== Dataset extract ==
^^^^
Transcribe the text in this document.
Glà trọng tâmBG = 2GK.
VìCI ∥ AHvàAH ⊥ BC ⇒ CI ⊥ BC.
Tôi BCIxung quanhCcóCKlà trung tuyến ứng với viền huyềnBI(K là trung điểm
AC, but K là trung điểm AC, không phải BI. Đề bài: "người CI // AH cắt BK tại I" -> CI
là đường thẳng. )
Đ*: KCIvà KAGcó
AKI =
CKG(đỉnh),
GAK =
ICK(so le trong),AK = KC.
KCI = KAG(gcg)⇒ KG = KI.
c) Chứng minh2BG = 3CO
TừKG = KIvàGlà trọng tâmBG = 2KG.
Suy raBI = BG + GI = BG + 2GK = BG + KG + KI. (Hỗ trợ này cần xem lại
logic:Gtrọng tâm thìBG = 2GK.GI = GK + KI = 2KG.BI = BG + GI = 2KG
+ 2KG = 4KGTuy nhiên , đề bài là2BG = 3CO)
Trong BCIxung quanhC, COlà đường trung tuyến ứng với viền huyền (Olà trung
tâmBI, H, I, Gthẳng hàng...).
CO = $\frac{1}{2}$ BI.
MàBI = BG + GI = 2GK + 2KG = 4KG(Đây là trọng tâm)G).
^^^^
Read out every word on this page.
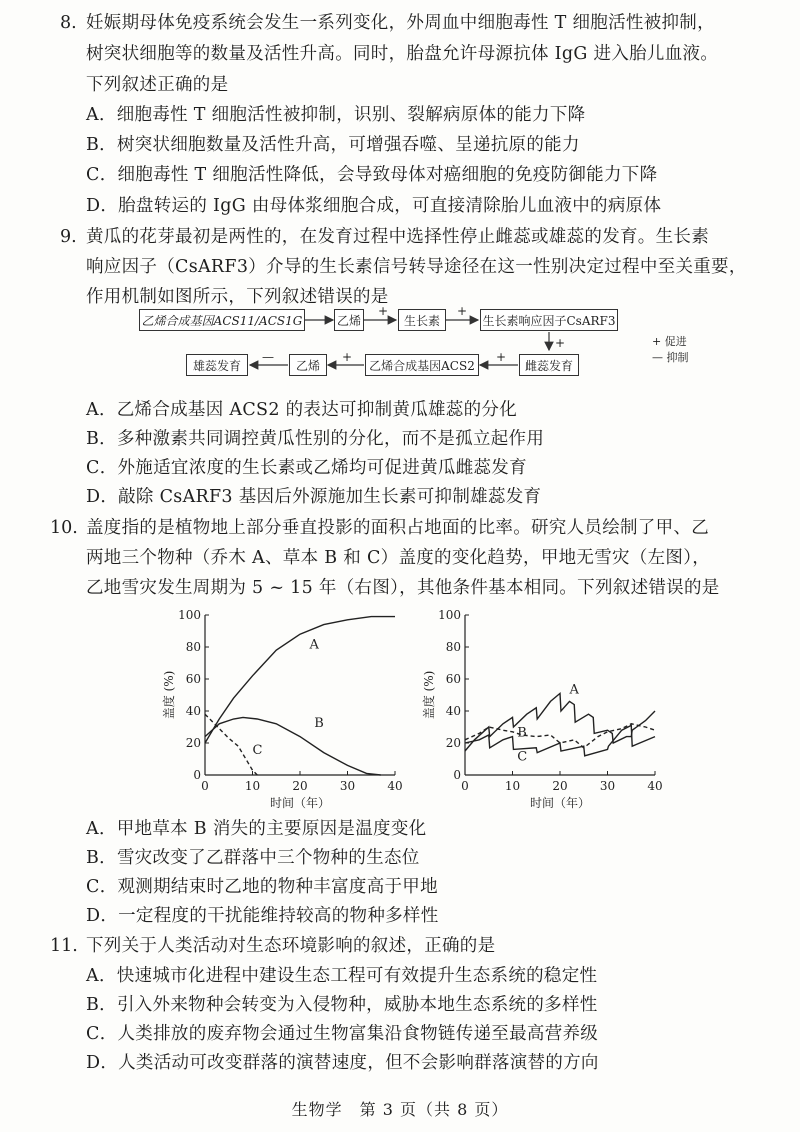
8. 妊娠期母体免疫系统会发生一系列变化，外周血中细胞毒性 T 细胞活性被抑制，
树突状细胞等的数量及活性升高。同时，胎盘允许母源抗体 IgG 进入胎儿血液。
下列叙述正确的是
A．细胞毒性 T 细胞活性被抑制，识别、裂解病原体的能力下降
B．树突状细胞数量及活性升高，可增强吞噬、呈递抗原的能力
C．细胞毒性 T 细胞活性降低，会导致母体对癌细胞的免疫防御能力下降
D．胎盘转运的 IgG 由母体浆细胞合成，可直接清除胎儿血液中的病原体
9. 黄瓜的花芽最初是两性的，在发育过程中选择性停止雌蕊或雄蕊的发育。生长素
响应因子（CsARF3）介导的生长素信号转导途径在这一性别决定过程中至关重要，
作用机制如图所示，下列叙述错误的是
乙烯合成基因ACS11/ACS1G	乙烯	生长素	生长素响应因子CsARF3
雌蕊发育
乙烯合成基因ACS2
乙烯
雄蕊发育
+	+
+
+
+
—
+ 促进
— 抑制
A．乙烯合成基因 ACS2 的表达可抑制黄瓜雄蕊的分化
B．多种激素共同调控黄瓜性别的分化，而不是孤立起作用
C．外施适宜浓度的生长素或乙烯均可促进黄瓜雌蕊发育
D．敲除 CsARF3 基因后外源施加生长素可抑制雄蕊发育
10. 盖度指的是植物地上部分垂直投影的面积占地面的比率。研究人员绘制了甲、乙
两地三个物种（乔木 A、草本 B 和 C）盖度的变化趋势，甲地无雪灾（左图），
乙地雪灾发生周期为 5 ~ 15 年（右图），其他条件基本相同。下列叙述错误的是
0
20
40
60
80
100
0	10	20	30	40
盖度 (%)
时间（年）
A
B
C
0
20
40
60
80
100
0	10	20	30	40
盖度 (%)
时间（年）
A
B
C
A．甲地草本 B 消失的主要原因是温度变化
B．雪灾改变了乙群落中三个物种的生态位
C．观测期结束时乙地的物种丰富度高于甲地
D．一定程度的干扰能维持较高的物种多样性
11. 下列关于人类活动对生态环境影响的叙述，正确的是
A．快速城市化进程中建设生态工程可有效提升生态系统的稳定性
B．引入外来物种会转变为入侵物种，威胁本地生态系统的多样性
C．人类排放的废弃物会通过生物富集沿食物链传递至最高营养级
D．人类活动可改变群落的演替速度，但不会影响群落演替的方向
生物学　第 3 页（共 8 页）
^^^^
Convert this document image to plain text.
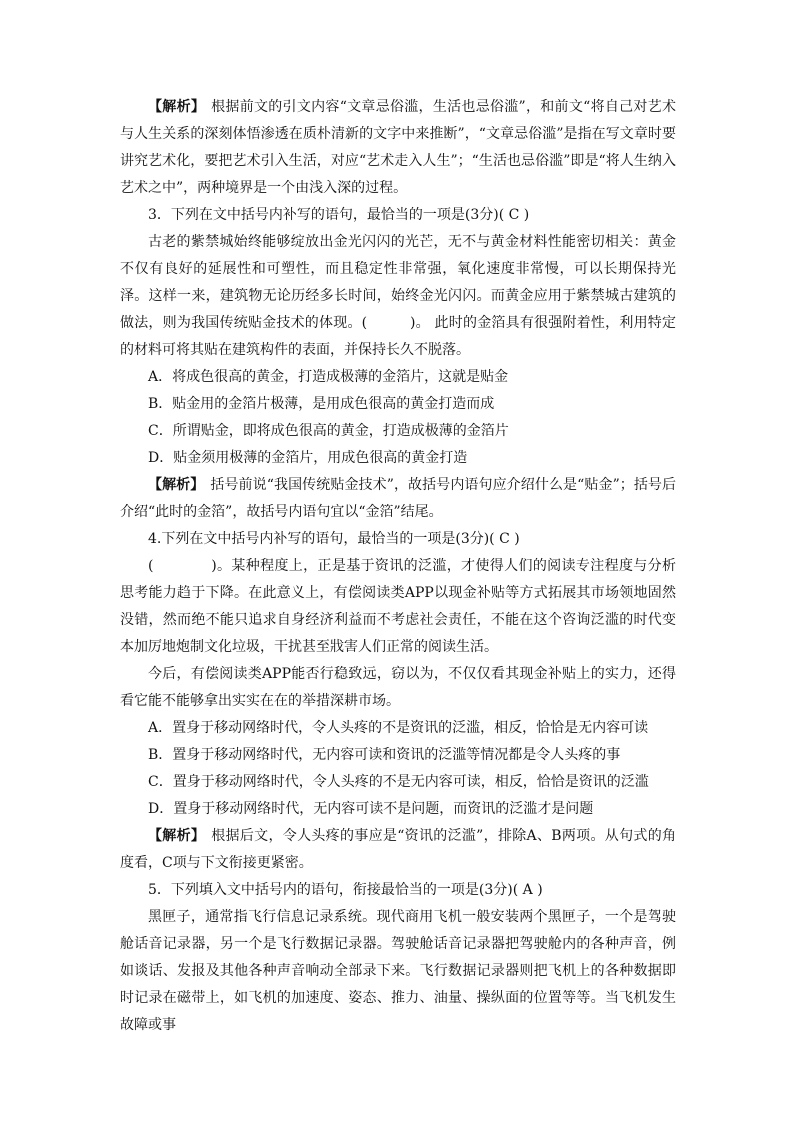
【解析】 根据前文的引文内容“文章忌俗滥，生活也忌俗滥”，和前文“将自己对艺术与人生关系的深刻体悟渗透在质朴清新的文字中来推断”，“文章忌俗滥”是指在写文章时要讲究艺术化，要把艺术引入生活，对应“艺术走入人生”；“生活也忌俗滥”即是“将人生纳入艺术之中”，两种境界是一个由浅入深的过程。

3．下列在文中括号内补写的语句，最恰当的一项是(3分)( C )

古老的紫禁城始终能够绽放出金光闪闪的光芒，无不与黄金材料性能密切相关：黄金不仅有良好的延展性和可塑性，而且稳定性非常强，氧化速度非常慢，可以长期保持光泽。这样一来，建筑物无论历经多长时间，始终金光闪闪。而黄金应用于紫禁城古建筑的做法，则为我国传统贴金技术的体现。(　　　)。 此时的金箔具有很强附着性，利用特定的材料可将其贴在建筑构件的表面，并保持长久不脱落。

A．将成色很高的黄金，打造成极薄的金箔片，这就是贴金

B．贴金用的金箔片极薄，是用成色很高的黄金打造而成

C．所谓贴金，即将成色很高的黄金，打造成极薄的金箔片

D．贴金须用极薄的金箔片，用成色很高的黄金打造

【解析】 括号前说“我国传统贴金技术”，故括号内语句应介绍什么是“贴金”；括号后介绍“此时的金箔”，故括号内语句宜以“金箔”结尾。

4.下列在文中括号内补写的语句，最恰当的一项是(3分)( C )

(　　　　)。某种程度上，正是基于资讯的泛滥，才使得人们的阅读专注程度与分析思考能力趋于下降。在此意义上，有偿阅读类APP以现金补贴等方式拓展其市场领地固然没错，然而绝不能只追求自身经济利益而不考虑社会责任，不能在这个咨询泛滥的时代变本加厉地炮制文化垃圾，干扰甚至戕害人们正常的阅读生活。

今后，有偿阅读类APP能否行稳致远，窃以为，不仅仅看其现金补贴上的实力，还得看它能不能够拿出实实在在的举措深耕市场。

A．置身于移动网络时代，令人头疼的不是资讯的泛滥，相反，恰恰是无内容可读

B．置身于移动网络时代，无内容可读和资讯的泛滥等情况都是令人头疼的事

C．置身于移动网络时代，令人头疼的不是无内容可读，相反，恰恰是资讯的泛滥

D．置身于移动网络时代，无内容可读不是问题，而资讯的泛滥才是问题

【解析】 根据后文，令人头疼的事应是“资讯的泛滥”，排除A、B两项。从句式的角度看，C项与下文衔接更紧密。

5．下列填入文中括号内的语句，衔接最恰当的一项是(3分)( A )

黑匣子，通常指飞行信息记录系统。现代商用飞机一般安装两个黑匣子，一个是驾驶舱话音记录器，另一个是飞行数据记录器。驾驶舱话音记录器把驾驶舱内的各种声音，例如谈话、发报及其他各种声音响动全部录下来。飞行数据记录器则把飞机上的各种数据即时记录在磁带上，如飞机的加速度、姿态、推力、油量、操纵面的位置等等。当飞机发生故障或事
^^^^
== Stated exercise ==
Pick out the lines above that hold the string "trung" and show them.

== Result below ==
Tôi BCIxung quanhCcóCKlà trung tuyến ứng với viền huyềnBI(K là trung điểm
AC, but K là trung điểm AC, không phải BI. Đề bài: "người CI // AH cắt BK tại I" -> CI
Trong BCIxung quanhC, COlà đường trung tuyến ứng với viền huyền (Olà trung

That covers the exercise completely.